**Provided passage:**

--- START ---

Or you could also find generalists at meetups (in theory, I'm always terrible at networking at meetups).

Or you could find generalist at tech job fairs (those have been easier for me to network with).

A good generalist will only need your passion and the challenge of the problem to motivate them and won't need enforcement that they'll do the work. In fact, trying to enforce that they'll do the work (w/o a track record of bad results, in which case you should let them go) is bad management.


This is a great suggestion. I don't have the extra funds to hire anybody, but if I manage to launch this on my own it's likely I will.

What I meant by "enforcement" is my understanding that leadership/management has a lot to do with things like firmness in language and body language cues, etc. to maintain a power hierarchy. Most of the people I know who are able to assume a leadership role are exactly the kind of person I'm afraid to trust to get on board since I can't defend against them taking control of the project.


Are you worried that you don't possess the ability to give off the body language of leadership and that eventually there will be a scramble to be the "alpha figure" and have control of the startup?

In terms of the "alpha figure", it's generally not good to have someone that thinks they can have control of the project on the team. Teams should be about having complete and total trust in the other members of the team, and the feeling of "where all in this together" is what pushes the team to succeed.

If you're worried about your ability to show leadership body language, you could start by making a conscious effort to make eye contact with you talk to for the duration of the conversation. This will be uncomfortable, but will force you to push your bounds of how you act and give you confidence to make other changes.

After that, watch Deep Space Nine and mimic everything Sisko does :)


Huh? Of course you can defend against them taking control. If they're an employee, you fire them. Here's how to do it: "You're fired."

Sorry, that was a bit over the top, but you see what I mean? I sense a sort of self-fulfilling prophecy in what you're saying. If you believe you can't do it, then you can't do it. Leadership and control has nothing to do with firmness of language and body language. Leadership and control has everything to do with clear communication, not necessarily aggressive communication. Aggressive communication makes people leave. Leadership is communicating your vision and finding agreement, and only overruling them if you've discussed the issue at hand but can't find agreement.

You might consider looking for a technical co-founder. Someone you'll give something like 30% equity to, but no salary.

On to another issue:

You need to launch. Think about how this sounds from an investor's point of view: "I've worked on this project for several years alone. I think there are customers for it, but I've never launched it so I don't know if there are actually any customers for it. I'm running out of money..." I would not invest. You will have a lot of trouble finding investment. And if you do find investment, it will probably be on extremely unfavorable terms (giving up control, usually), because the investor will know/sense that you are desperate for the money (in order to have leverage in a negotiation, you have to be in a situation where the other party wants the deal equally or more than you want the deal). The attitude of "I've done the heavy lifting, and that's a bad thing?" is the wrong attitude, because heavy lifting is useless if it doesn't accomplish anything: as far as the investor knows, all the heavy lifting is useless and won't ever generate money.

--- END ---

[Page layout data]
--- START ---

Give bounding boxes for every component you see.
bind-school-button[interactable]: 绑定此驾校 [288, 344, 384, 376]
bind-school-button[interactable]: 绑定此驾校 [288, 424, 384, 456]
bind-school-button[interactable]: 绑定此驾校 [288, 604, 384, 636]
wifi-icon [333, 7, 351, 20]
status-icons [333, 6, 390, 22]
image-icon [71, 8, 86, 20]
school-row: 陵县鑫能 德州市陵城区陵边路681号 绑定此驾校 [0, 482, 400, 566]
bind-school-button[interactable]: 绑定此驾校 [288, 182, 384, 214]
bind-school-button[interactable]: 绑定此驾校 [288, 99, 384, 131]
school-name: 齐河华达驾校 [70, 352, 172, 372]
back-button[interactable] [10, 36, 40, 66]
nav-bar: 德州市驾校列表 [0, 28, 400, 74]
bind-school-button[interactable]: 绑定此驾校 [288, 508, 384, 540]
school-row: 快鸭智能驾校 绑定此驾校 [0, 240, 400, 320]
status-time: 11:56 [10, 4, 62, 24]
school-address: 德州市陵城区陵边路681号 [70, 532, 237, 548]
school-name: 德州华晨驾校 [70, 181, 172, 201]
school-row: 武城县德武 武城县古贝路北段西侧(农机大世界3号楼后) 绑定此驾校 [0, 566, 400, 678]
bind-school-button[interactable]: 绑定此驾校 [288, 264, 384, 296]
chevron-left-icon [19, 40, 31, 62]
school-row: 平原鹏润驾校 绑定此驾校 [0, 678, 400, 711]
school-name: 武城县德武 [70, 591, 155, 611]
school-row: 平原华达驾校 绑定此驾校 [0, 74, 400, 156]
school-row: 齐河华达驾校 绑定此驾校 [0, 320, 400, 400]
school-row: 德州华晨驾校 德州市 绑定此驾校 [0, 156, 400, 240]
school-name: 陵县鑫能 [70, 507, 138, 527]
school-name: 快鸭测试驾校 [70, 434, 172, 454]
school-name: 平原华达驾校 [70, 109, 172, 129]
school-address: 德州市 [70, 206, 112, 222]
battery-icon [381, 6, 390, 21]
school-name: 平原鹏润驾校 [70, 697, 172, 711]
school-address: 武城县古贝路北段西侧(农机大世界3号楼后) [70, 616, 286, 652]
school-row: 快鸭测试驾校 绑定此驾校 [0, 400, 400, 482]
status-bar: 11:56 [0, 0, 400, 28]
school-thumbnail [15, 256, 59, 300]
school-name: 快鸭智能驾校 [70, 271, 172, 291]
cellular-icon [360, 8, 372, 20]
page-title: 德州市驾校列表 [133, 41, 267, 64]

--- END ---

Please copy the startup leadership discussion from "If you're worried" up to and including "make other changes.", renaming "conversation" as "discussion".

If you're worried about your ability to show leadership body language, you could start by making a conscious effort to make eye contact with you talk to for the duration of the discussion. This will be uncomfortable, but will force you to push your bounds of how you act and give you confidence to make other changes.